*Aim of the exercise:* Copy out the lines of the material below, word for word, from the line containing "console-output[interactable]: 100 >= 10" to the line containing "code-token: 100 xyxy=(354,16,377,30)", both ends included.

** Begin Supplied data **

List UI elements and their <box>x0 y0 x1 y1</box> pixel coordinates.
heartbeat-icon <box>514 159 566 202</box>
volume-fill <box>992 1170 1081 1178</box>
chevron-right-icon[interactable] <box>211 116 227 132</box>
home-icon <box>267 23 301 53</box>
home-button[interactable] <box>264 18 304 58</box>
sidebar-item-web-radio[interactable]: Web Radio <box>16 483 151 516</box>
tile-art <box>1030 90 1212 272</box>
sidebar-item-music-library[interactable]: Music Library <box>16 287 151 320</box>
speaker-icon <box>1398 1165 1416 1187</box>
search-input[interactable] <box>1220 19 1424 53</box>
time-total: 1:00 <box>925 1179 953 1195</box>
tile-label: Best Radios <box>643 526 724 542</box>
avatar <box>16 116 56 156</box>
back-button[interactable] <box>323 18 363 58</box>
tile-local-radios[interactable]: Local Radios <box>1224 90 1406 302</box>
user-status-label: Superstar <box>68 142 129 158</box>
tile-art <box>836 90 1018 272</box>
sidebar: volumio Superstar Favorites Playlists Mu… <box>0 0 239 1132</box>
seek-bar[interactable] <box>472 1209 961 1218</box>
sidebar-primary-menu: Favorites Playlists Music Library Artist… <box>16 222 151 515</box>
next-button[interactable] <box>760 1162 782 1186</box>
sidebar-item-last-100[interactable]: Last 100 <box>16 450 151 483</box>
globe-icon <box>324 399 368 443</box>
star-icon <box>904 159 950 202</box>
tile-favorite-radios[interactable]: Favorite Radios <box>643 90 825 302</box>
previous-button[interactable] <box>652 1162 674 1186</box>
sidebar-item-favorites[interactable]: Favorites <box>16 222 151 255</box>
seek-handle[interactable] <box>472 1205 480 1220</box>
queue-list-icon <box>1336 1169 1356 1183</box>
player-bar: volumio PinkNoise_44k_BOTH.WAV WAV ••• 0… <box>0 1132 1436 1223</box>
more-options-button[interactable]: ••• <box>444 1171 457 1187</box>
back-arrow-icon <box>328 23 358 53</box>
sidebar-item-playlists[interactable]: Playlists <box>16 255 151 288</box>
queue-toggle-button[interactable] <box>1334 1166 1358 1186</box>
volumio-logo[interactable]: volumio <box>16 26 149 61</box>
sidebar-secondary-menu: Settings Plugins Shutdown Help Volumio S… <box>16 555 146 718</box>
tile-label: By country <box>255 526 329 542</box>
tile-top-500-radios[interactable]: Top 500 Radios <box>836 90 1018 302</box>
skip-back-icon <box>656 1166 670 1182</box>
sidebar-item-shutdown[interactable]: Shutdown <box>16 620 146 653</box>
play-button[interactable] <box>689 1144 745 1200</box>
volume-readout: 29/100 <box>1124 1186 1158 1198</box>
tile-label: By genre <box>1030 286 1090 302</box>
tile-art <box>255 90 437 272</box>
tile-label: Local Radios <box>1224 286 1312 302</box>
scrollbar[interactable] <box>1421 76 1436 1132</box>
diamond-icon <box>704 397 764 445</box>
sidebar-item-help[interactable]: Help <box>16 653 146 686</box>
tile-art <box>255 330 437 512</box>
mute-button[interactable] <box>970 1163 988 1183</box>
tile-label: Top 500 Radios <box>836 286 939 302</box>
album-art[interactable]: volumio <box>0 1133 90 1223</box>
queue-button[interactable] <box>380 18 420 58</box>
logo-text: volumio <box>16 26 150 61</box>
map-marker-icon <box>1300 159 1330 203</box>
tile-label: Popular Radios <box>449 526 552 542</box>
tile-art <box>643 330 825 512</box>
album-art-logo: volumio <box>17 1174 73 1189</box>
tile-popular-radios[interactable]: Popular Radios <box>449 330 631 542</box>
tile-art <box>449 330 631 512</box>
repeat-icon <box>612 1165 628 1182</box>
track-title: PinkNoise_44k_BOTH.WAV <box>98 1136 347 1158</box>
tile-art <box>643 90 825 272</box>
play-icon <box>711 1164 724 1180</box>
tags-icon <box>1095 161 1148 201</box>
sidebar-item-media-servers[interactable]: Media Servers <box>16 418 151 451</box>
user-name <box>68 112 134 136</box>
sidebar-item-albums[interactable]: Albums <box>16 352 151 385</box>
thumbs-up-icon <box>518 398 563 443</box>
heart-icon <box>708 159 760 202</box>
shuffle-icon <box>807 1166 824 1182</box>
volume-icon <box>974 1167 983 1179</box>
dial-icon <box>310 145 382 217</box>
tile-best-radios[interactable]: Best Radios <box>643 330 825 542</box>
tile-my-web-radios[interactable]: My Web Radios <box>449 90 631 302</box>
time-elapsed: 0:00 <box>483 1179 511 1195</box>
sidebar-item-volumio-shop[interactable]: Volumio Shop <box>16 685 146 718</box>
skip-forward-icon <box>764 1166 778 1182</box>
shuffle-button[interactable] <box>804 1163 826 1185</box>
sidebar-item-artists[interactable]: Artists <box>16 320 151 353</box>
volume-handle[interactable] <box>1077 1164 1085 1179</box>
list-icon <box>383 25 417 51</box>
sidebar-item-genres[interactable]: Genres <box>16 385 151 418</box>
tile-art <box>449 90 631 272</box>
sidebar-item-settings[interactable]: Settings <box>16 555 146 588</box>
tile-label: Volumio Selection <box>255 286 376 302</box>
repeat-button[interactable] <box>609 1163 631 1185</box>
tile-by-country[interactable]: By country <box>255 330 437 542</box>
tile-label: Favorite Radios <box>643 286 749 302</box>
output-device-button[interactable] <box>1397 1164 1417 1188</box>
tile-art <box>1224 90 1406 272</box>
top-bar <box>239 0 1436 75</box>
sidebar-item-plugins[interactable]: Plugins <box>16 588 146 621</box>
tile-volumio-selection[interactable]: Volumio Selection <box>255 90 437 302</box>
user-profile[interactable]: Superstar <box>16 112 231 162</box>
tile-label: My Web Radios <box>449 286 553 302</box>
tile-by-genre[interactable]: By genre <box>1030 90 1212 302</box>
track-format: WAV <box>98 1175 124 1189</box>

** End Supplied data **
** Begin Supplied data **

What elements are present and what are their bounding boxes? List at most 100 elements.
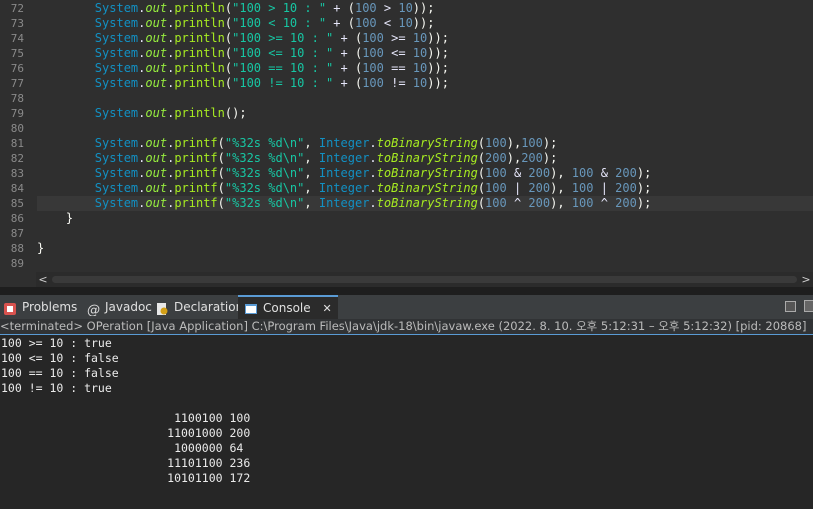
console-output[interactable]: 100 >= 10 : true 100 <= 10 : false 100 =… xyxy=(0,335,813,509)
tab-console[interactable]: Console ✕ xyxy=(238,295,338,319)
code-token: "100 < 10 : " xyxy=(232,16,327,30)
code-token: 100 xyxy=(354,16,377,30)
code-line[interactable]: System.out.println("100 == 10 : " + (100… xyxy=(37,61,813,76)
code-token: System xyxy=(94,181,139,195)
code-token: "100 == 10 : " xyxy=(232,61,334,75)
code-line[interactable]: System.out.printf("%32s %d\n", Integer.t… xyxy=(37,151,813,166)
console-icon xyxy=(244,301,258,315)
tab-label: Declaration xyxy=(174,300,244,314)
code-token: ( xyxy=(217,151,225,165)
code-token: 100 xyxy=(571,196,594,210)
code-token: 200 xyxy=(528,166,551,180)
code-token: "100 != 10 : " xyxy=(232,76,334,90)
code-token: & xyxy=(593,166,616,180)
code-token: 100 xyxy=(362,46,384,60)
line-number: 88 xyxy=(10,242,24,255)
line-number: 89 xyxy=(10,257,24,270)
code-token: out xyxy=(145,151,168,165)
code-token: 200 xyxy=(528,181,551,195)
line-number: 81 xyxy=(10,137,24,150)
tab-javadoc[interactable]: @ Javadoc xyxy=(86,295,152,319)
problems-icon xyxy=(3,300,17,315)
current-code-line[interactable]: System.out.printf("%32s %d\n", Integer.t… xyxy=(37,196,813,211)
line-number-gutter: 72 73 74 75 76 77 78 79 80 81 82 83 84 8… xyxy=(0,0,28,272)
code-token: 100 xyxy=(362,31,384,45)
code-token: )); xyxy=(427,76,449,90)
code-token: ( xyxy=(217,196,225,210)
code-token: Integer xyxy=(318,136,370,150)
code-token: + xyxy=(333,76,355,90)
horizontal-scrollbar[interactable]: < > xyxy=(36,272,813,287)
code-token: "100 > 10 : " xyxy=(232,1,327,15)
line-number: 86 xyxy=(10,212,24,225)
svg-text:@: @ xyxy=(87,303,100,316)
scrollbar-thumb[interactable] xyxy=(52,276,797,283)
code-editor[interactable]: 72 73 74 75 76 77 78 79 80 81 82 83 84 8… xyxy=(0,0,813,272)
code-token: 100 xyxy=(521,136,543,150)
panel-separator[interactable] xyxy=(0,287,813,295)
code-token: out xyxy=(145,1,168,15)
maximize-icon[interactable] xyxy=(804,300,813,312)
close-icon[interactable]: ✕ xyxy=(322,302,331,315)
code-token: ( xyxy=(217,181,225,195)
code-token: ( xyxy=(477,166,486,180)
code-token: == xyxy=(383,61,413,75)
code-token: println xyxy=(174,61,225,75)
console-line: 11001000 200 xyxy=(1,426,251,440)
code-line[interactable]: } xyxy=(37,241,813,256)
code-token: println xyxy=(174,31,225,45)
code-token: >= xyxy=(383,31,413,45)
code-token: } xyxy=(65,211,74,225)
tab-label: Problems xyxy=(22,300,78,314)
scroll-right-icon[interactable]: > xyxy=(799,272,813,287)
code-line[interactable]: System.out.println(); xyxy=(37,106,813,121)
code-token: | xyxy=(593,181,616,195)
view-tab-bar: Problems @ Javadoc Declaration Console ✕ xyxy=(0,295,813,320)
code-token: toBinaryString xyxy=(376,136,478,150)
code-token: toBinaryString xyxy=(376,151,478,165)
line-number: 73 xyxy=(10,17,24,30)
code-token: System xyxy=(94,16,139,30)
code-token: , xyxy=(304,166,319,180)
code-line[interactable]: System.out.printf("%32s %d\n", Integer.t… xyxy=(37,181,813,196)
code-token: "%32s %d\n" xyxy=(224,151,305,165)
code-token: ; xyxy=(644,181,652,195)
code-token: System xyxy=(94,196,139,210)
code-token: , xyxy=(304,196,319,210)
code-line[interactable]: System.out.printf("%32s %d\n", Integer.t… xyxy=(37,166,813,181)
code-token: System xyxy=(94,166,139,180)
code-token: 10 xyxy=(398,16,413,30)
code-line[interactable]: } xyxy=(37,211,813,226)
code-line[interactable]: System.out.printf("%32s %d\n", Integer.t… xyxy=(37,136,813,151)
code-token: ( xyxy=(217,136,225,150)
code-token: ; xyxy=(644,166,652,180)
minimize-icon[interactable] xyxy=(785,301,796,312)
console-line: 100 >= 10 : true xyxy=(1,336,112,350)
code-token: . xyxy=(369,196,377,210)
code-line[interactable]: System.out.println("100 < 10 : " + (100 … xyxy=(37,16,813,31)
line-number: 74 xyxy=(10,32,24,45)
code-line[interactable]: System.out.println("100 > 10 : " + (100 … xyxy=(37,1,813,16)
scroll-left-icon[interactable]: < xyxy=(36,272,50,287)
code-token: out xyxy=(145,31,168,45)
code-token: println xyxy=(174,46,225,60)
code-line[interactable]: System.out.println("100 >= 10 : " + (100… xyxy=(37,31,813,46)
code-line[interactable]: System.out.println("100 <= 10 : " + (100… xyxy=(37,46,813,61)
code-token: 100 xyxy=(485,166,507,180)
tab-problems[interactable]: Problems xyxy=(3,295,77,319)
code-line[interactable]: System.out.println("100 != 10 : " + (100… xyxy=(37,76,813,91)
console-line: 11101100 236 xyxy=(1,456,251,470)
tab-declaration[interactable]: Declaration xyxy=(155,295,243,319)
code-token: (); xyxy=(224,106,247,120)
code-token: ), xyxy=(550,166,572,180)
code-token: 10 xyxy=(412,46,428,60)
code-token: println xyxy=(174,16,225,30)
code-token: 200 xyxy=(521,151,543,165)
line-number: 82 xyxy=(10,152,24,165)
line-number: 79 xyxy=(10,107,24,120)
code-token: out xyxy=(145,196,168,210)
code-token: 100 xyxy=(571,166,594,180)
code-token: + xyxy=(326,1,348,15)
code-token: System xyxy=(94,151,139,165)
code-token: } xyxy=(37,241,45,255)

** End Supplied data **

*Complete output:*
console-output[interactable]: 100 >= 10 : true 100 <= 10 : false 100 =… xyxy=(0,335,813,509)
tab-console[interactable]: Console ✕ xyxy=(238,295,338,319)
code-token: "100 < 10 : " xyxy=(232,16,327,30)
code-token: 100 xyxy=(354,16,377,30)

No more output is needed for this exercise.